#### WHAT IS ASKED:
Search the listing below for "placeholder". Copy each matching line.

Collected data entries
## START
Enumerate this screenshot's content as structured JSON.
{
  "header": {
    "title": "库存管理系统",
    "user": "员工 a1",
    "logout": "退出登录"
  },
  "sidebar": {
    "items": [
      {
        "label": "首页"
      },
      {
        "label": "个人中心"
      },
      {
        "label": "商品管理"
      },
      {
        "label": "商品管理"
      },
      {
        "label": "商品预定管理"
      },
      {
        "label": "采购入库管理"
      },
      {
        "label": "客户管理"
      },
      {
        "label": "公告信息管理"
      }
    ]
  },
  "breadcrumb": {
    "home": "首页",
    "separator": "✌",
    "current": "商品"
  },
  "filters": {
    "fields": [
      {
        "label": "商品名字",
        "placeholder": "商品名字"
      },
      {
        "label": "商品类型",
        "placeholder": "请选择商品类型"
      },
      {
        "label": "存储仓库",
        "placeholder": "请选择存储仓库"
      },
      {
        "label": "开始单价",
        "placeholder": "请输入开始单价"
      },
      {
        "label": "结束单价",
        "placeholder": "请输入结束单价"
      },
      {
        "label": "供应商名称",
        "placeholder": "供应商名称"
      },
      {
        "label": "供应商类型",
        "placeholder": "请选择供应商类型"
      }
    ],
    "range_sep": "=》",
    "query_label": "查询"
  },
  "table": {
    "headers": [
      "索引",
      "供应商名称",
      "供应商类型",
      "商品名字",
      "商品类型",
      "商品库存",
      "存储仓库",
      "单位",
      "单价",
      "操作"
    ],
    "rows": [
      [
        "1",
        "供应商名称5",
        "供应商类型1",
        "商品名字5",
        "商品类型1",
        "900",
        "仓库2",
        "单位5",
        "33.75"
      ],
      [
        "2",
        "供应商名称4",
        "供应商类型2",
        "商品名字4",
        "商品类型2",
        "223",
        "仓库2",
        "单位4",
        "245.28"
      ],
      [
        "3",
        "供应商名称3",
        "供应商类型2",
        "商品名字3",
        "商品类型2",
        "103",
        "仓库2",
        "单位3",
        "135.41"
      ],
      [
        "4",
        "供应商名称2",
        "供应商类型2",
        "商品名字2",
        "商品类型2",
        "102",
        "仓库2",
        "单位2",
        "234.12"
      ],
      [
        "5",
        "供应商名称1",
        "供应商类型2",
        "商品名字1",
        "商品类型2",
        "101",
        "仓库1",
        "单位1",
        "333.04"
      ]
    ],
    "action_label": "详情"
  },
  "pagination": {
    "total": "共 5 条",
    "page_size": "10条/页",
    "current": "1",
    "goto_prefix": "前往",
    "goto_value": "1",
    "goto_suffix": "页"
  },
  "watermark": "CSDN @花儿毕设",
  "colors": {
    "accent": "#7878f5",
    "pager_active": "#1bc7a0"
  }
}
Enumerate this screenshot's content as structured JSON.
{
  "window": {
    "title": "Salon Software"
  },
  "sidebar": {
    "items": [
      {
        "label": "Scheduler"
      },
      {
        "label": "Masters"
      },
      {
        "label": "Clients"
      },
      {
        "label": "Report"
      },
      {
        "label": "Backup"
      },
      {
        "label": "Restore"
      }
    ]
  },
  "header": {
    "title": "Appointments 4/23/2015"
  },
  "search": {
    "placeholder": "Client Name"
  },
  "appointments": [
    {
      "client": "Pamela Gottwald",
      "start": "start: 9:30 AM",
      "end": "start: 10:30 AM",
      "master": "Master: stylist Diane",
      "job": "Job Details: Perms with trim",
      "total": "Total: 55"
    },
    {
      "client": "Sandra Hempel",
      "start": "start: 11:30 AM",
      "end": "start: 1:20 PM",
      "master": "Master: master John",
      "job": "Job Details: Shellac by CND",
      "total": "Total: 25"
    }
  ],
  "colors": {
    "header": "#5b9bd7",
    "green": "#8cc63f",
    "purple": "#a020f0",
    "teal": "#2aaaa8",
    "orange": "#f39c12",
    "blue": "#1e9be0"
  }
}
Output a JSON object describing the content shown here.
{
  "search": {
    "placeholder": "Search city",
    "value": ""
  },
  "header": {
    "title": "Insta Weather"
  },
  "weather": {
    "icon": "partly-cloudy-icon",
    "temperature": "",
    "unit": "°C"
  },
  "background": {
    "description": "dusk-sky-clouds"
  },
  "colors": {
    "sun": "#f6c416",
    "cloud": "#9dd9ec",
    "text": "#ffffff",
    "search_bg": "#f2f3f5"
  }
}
## END
#### RESPONSE TO THIS TASK:
        "placeholder": "商品名字"
        "placeholder": "请选择商品类型"
        "placeholder": "请选择存储仓库"
        "placeholder": "请输入开始单价"
        "placeholder": "请输入结束单价"
        "placeholder": "供应商名称"
        "placeholder": "请选择供应商类型"
    "placeholder": "Client Name"
    "placeholder": "Search city",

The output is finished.